__What you are asked to do__. Select, from the material below, each line with "label" in it.

__Material for the task__.
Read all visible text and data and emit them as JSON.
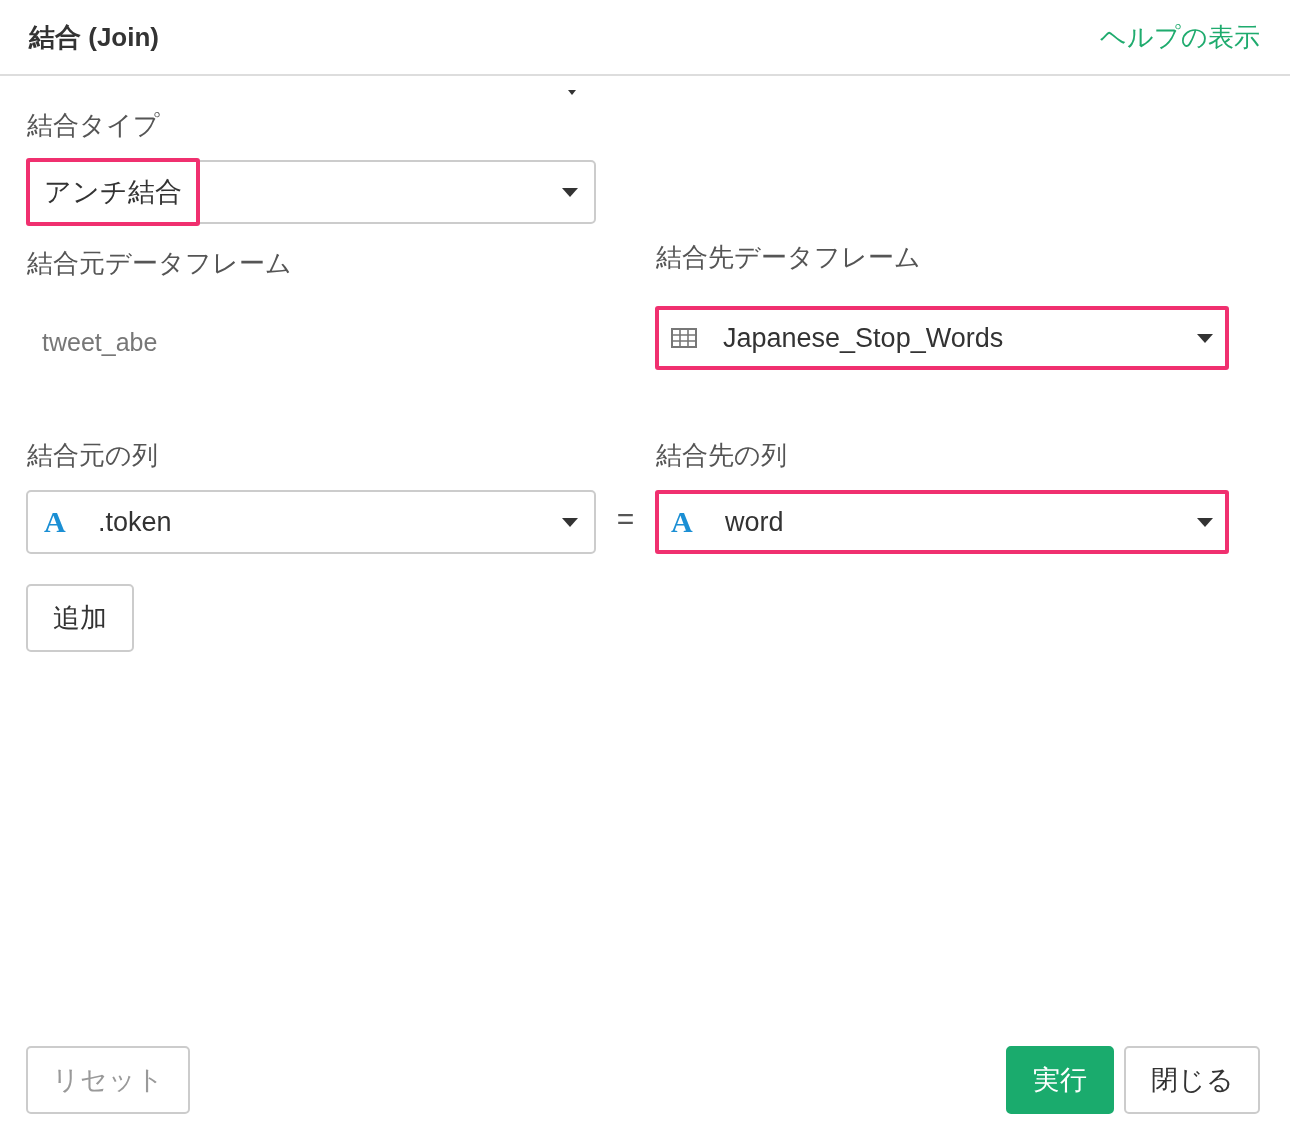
{
  "header": {
    "title": "結合 (Join)",
    "help_link": "ヘルプの表示"
  },
  "join_type": {
    "label": "結合タイプ",
    "value": "アンチ結合",
    "highlighted": true
  },
  "source_frame": {
    "label": "結合元データフレーム",
    "value": "tweet_abe"
  },
  "target_frame": {
    "label": "結合先データフレーム",
    "value": "Japanese_Stop_Words",
    "highlighted": true
  },
  "source_column": {
    "label": "結合元の列",
    "type_icon": "A",
    "value": ".token",
    "highlighted": false
  },
  "operator": "=",
  "target_column": {
    "label": "結合先の列",
    "type_icon": "A",
    "value": "word",
    "highlighted": true
  },
  "add_button": "追加",
  "footer": {
    "reset": "リセット",
    "run": "実行",
    "close": "閉じる"
  }
}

__Solution to this problem__.
    "label": "結合タイプ",
    "label": "結合元データフレーム",
    "label": "結合先データフレーム",
    "label": "結合元の列",
    "label": "結合先の列",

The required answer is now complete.